■ TO BE DONE: Tally the lines below that contain the word "семян", and give only that number.

■ DATA SECTION:
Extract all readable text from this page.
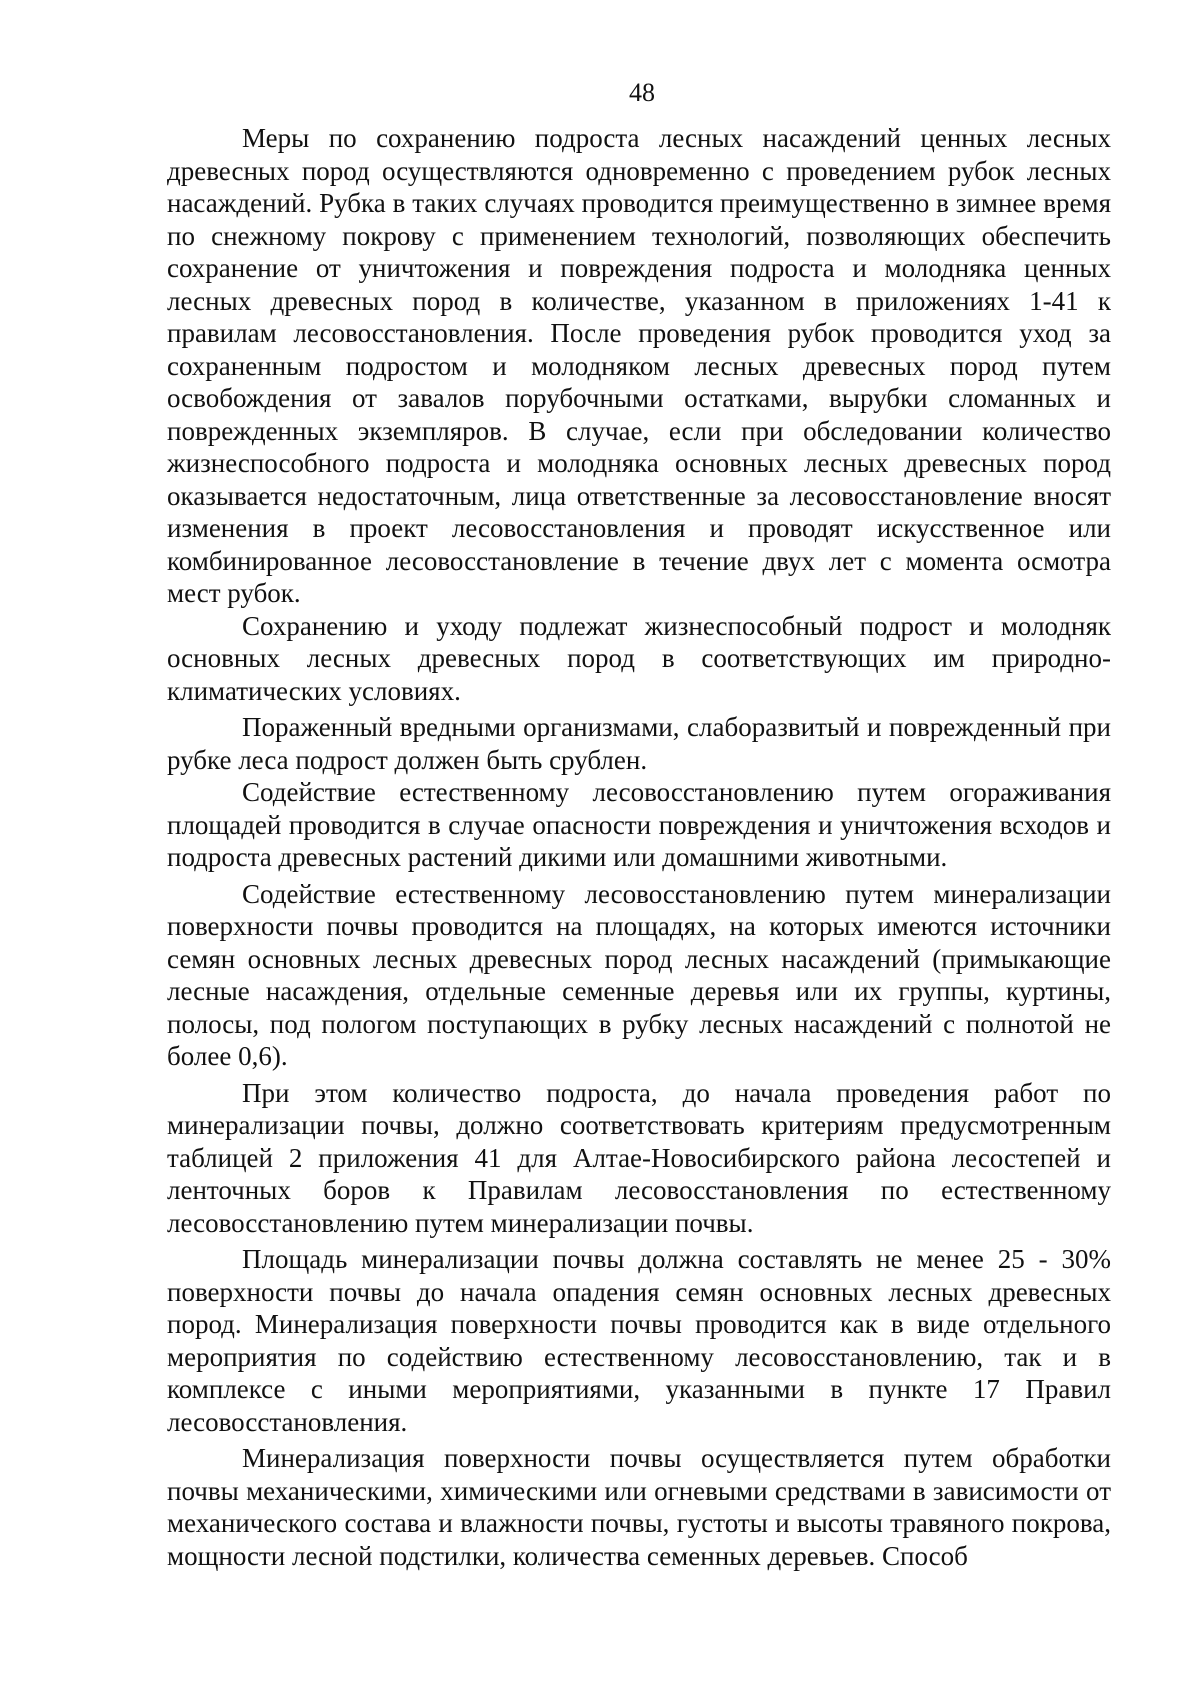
48

Меры по сохранению подроста лесных насаждений ценных лесных древесных пород осуществляются одновременно с проведением рубок лесных насаждений. Рубка в таких случаях проводится преимущественно в зимнее время по снежному покрову с применением технологий, позволяющих обеспечить сохранение от уничтожения и повреждения подроста и молодняка ценных лесных древесных пород в количестве, указанном в приложениях 1-41 к правилам лесовосстановления. После проведения рубок проводится уход за сохраненным подростом и молодняком лесных древесных пород путем освобождения от завалов порубочными остатками, вырубки сломанных и поврежденных экземпляров. В случае, если при обследовании количество жизнеспособного подроста и молодняка основных лесных древесных пород оказывается недостаточным, лица ответственные за лесовосстановление вносят изменения в проект лесовосстановления и проводят искусственное или комбинированное лесовосстановление в течение двух лет с момента осмотра мест рубок.

Сохранению и уходу подлежат жизнеспособный подрост и молодняк основных лесных древесных пород в соответствующих им природно-климатических условиях.

Пораженный вредными организмами, слаборазвитый и поврежденный при рубке леса подрост должен быть срублен.

Содействие естественному лесовосстановлению путем огораживания площадей проводится в случае опасности повреждения и уничтожения всходов и подроста древесных растений дикими или домашними животными.

Содействие естественному лесовосстановлению путем минерализации поверхности почвы проводится на площадях, на которых имеются источники семян основных лесных древесных пород лесных насаждений (примыкающие лесные насаждения, отдельные семенные деревья или их группы, куртины, полосы, под пологом поступающих в рубку лесных насаждений с полнотой не более 0,6).

При этом количество подроста, до начала проведения работ по минерализации почвы, должно соответствовать критериям предусмотренным таблицей 2 приложения 41 для Алтае-Новосибирского района лесостепей и ленточных боров к Правилам лесовосстановления по естественному лесовосстановлению путем минерализации почвы.

Площадь минерализации почвы должна составлять не менее 25 - 30% поверхности почвы до начала опадения семян основных лесных древесных пород. Минерализация поверхности почвы проводится как в виде отдельного мероприятия по содействию естественному лесовосстановлению, так и в комплексе с иными мероприятиями, указанными в пункте 17 Правил лесовосстановления.

Минерализация поверхности почвы осуществляется путем обработки почвы механическими, химическими или огневыми средствами в зависимости от механического состава и влажности почвы, густоты и высоты травяного покрова, мощности лесной подстилки, количества семенных деревьев. Способ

■ OUTPUT BELOW: 2